## GIVEN REQUEST
Please copy every line of the records below that holds the word "this".

## THE DATA
□ □ □ □ □ □ □
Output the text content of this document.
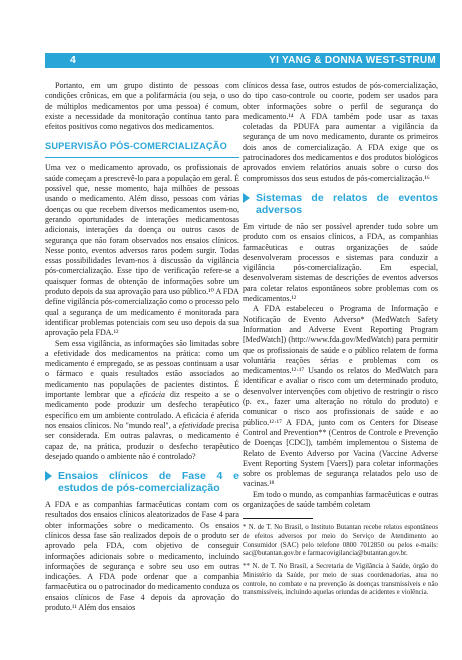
4	YI YANG & DONNA WEST-STRUM

Portanto, em um grupo distinto de pessoas com condições crônicas, em que a polifarmácia (ou seja, o uso de múltiplos medicamentos por uma pessoa) é comum, existe a necessidade da monitoração contínua tanto para efeitos positivos como negativos dos medicamentos.

SUPERVISÃO PÓS-COMERCIALIZAÇÃO

Uma vez o medicamento aprovado, os profissionais de saúde começam a prescrevê-lo para a população em geral. É possível que, nesse momento, haja milhões de pessoas usando o medicamento. Além disso, pessoas com várias doenças ou que recebem diversos medicamentos usem-no, gerando oportunidades de interações medicamentosas adicionais, interações da doença ou outros casos de segurança que não foram observados nos ensaios clínicos. Nesse ponto, eventos adversos raros podem surgir. Todas essas possibilidades levam-nos à discussão da vigilância pós-comercialização. Esse tipo de verificação refere-se a quaisquer formas de obtenção de informações sobre um produto depois da sua aprovação para uso público.¹⁰ A FDA define vigilância pós-comercialização como o processo pelo qual a segurança de um medicamento é monitorada para identificar problemas potenciais com seu uso depois da sua aprovação pela FDA.¹²

Sem essa vigilância, as informações são limitadas sobre a efetividade dos medicamentos na prática: como um medicamento é empregado, se as pessoas continuam a usar o fármaco e quais resultados estão associados ao medicamento nas populações de pacientes distintos. É importante lembrar que a eficácia diz respeito a se o medicamento pode produzir um desfecho terapêutico específico em um ambiente controlado. A eficácia é aferida nos ensaios clínicos. No "mundo real", a efetividade precisa ser considerada. Em outras palavras, o medicamento é capaz de, na prática, produzir o desfecho terapêutico desejado quando o ambiente não é controlado?

Ensaios clínicos de Fase 4 e estudos de pós-comercialização

A FDA e as companhias farmacêuticas contam com os resultados dos ensaios clínicos aleatorizados de Fase 4 para obter informações sobre o medicamento. Os ensaios clínicos dessa fase são realizados depois de o produto ser aprovado pela FDA, com objetivo de conseguir informações adicionais sobre o medicamento, incluindo informações de segurança e sobre seu uso em outras indicações. A FDA pode ordenar que a companhia farmacêutica ou o patrocinador do medicamento conduza os ensaios clínicos de Fase 4 depois da aprovação do produto.¹¹ Além dos ensaios

clínicos dessa fase, outros estudos de pós-comercialização, do tipo caso-controle ou coorte, podem ser usados para obter informações sobre o perfil de segurança do medicamento.¹⁴ A FDA também pode usar as taxas coletadas da PDUFA para aumentar a vigilância da segurança de um novo medicamento, durante os primeiros dois anos de comercialização. A FDA exige que os patrocinadores dos medicamentos e dos produtos biológicos aprovados enviem relatórios anuais sobre o curso dos compromissos dos seus estudos de pós-comercialização.¹⁶

Sistemas de relatos de eventos adversos

Em virtude de não ser possível aprender tudo sobre um produto com os ensaios clínicos, a FDA, as companhias farmacêuticas e outras organizações de saúde desenvolveram processos e sistemas para conduzir a vigilância pós-comercialização. Em especial, desenvolveram sistemas de descrições de eventos adversos para coletar relatos espontâneos sobre problemas com os medicamentos.¹²

A FDA estabeleceu o Programa de Informação e Notificação de Evento Adverso* (MedWatch Safety Information and Adverse Event Reporting Program [MedWatch]) (http://www.fda.gov/MedWatch) para permitir que os profissionais de saúde e o público relatem de forma voluntária reações sérias e problemas com os medicamentos.¹²·¹⁷ Usando os relatos do MedWatch para identificar e avaliar o risco com um determinado produto, desenvolver intervenções com objetivo de restringir o risco (p. ex., fazer uma alteração no rótulo do produto) e comunicar o risco aos profissionais de saúde e ao público.¹²·¹⁷ A FDA, junto com os Centers for Disease Control and Prevention** (Centros de Controle e Prevenção de Doenças [CDC]), também implementou o Sistema de Relato de Evento Adverso por Vacina (Vaccine Adverse Event Reporting System [Vaers]) para coletar informações sobre os problemas de segurança relatados pelo uso de vacinas.¹⁸

Em todo o mundo, as companhias farmacêuticas e outras organizações de saúde também coletam

* N. de T. No Brasil, o Instituto Butantan recebe relatos espontâneos de efeitos adversos por meio do Serviço de Atendimento ao Consumidor (SAC) pelo telefone 0800 7012850 ou pelos e-mails: sac@butantan.gov.br e farmacovigilancia@butantan.gov.br.

** N. de T. No Brasil, a Secretaria de Vigilância à Saúde, órgão do Ministério da Saúde, por meio de suas coordenadorias, atua no controle, no combate e na prevenção às doenças transmissíveis e não transmissíveis, incluindo aquelas oriundas de acidentes e violência.
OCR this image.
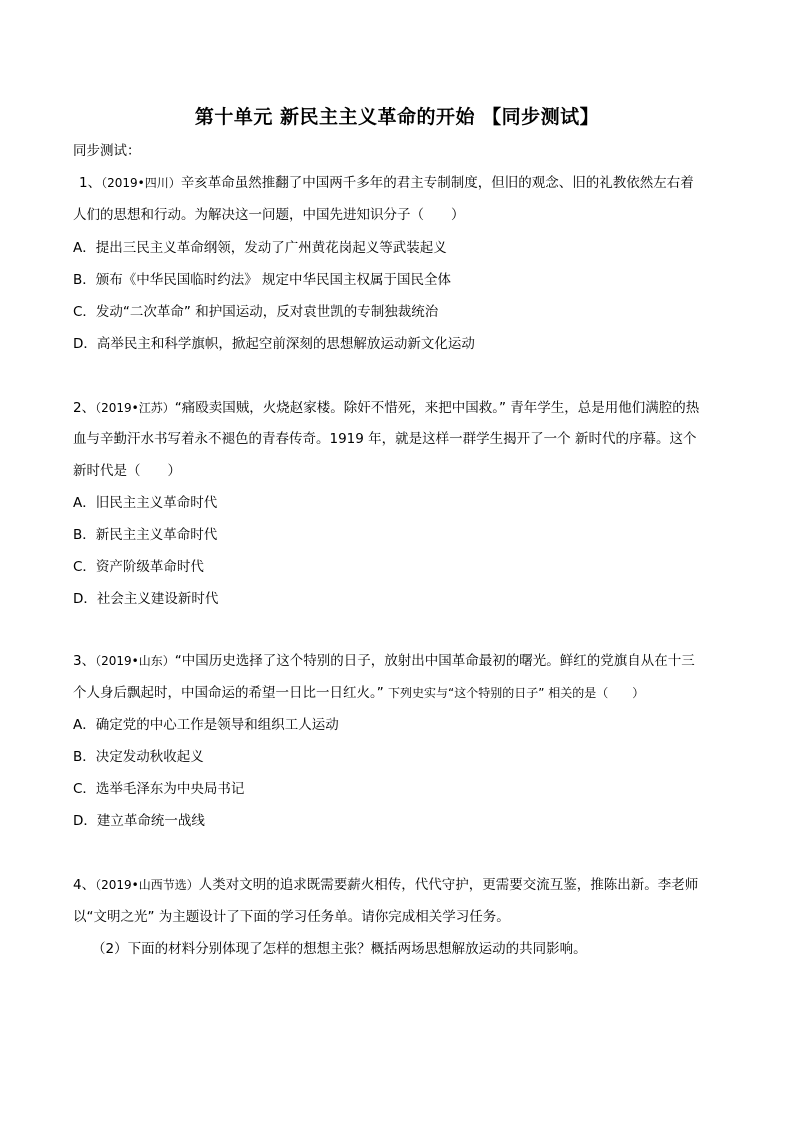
第十单元 新民主主义革命的开始 【同步测试】
同步测试：
1、（2019•四川）辛亥革命虽然推翻了中国两千多年的君主专制制度，但旧的观念、旧的礼教依然左右着
人们的思想和行动。为解决这一问题，中国先进知识分子（　　）
A．提出三民主义革命纲领，发动了广州黄花岗起义等武装起义
B．颁布《中华民国临时约法》 规定中华民国主权属于国民全体
C．发动“二次革命” 和护国运动，反对袁世凯的专制独裁统治
D．高举民主和科学旗帜，掀起空前深刻的思想解放运动新文化运动
2、（2019•江苏）“痛殴卖国贼，火烧赵家楼。除奸不惜死，来把中国救。” 青年学生，总是用他们满腔的热
血与辛勤汗水书写着永不褪色的青春传奇。1919 年，就是这样一群学生揭开了一个 新时代的序幕。这个
新时代是（　　）
A．旧民主主义革命时代
B．新民主主义革命时代
C．资产阶级革命时代
D．社会主义建设新时代
3、（2019•山东）“中国历史选择了这个特别的日子，放射出中国革命最初的曙光。鲜红的党旗自从在十三
个人身后飘起时，中国命运的希望一日比一日红火。” 下列史实与“这个特别的日子” 相关的是（　　）
A．确定党的中心工作是领导和组织工人运动
B．决定发动秋收起义
C．选举毛泽东为中央局书记
D．建立革命统一战线
4、（2019•山西节选）人类对文明的追求既需要薪火相传，代代守护，更需要交流互鉴，推陈出新。李老师
以“文明之光” 为主题设计了下面的学习任务单。请你完成相关学习任务。
（2）下面的材料分别体现了怎样的想想主张？概括两场思想解放运动的共同影响。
□ □ □ □ □ □ □
## SOLUTION
Output the text content of this document.
OCR this image.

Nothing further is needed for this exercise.